» **SET TASK**
Copy out all the records, word for word.

» **DATA SHOWN**
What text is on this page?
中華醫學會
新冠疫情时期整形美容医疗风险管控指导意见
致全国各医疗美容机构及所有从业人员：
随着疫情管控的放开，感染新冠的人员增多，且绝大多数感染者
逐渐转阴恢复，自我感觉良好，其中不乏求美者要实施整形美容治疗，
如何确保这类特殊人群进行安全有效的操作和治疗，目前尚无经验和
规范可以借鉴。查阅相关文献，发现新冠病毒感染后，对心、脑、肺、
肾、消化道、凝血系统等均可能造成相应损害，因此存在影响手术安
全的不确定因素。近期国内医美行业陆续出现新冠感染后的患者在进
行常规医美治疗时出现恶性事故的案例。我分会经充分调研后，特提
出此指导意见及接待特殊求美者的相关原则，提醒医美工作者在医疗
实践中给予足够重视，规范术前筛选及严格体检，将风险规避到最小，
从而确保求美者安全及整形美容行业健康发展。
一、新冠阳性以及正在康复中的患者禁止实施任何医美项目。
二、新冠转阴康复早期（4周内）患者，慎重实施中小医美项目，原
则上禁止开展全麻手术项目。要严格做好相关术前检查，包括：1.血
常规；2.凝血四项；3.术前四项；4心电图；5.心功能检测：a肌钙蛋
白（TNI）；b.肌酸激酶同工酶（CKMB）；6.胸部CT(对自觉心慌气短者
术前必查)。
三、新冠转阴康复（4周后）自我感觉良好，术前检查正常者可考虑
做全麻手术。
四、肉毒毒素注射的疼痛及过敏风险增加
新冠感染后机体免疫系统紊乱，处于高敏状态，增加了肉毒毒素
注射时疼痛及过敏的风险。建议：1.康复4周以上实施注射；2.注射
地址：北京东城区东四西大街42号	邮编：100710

» **ANSWER TO THIS TASK**
What text is on this page?
中華醫學會
新冠疫情时期整形美容医疗风险管控指导意见
致全国各医疗美容机构及所有从业人员：
随着疫情管控的放开，感染新冠的人员增多，且绝大多数感染者
逐渐转阴恢复，自我感觉良好，其中不乏求美者要实施整形美容治疗，
如何确保这类特殊人群进行安全有效的操作和治疗，目前尚无经验和
规范可以借鉴。查阅相关文献，发现新冠病毒感染后，对心、脑、肺、
肾、消化道、凝血系统等均可能造成相应损害，因此存在影响手术安
全的不确定因素。近期国内医美行业陆续出现新冠感染后的患者在进
行常规医美治疗时出现恶性事故的案例。我分会经充分调研后，特提
出此指导意见及接待特殊求美者的相关原则，提醒医美工作者在医疗
实践中给予足够重视，规范术前筛选及严格体检，将风险规避到最小，
从而确保求美者安全及整形美容行业健康发展。
一、新冠阳性以及正在康复中的患者禁止实施任何医美项目。
二、新冠转阴康复早期（4周内）患者，慎重实施中小医美项目，原
则上禁止开展全麻手术项目。要严格做好相关术前检查，包括：1.血
常规；2.凝血四项；3.术前四项；4心电图；5.心功能检测：a肌钙蛋
白（TNI）；b.肌酸激酶同工酶（CKMB）；6.胸部CT(对自觉心慌气短者
术前必查)。
三、新冠转阴康复（4周后）自我感觉良好，术前检查正常者可考虑
做全麻手术。
四、肉毒毒素注射的疼痛及过敏风险增加
新冠感染后机体免疫系统紊乱，处于高敏状态，增加了肉毒毒素
注射时疼痛及过敏的风险。建议：1.康复4周以上实施注射；2.注射
地址：北京东城区东四西大街42号	邮编：100710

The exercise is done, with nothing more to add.